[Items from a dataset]
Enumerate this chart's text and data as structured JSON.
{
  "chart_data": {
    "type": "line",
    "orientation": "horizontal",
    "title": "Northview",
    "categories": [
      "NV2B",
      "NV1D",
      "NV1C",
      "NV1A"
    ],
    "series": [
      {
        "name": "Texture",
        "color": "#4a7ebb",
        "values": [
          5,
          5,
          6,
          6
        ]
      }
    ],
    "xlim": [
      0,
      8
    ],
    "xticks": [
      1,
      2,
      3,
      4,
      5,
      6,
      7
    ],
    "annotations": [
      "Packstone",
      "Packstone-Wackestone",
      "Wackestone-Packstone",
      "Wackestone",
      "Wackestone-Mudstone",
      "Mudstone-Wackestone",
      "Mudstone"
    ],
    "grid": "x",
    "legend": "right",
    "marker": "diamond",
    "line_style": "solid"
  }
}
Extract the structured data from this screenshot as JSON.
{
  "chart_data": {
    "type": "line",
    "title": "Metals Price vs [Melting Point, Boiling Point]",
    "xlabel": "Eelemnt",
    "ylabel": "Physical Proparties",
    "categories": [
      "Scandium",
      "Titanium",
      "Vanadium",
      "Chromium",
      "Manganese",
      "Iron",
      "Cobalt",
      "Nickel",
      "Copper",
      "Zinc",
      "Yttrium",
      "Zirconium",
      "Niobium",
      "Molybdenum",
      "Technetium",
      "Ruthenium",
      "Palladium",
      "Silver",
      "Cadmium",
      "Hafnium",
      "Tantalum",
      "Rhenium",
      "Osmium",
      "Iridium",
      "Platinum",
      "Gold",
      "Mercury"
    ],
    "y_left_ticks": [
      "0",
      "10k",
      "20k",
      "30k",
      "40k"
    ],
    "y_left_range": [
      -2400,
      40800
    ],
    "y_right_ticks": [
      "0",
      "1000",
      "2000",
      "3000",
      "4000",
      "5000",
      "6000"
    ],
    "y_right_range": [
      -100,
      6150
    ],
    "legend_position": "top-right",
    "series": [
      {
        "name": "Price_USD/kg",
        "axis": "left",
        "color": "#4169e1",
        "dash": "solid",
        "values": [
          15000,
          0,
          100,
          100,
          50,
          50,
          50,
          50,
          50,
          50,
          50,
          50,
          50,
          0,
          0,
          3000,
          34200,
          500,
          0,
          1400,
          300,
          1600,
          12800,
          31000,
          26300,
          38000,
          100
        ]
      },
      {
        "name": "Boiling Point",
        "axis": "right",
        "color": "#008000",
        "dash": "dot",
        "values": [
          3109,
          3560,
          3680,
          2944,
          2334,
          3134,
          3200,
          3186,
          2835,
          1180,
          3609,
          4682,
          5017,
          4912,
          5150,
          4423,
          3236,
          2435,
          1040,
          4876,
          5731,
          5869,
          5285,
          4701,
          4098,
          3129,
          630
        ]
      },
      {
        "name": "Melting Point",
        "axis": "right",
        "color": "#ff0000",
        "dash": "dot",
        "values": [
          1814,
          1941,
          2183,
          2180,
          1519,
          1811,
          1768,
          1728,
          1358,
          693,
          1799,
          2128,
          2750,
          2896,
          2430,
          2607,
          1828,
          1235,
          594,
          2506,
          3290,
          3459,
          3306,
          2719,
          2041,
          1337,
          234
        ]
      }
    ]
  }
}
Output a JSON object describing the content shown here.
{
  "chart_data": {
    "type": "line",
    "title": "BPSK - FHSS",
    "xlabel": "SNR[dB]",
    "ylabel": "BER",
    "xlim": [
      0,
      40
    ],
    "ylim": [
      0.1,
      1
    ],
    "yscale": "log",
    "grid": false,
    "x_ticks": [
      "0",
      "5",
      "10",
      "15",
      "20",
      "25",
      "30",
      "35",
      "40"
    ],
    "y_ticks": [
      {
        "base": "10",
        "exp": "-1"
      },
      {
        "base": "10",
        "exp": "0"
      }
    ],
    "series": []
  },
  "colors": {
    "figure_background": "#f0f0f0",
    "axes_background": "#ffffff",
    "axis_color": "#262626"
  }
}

GIVEN REQUEST
Of the lines in this listing, how many contain "JSON"? Reply with the number and nothing more.

ANSWER TO THE EXERCISE
3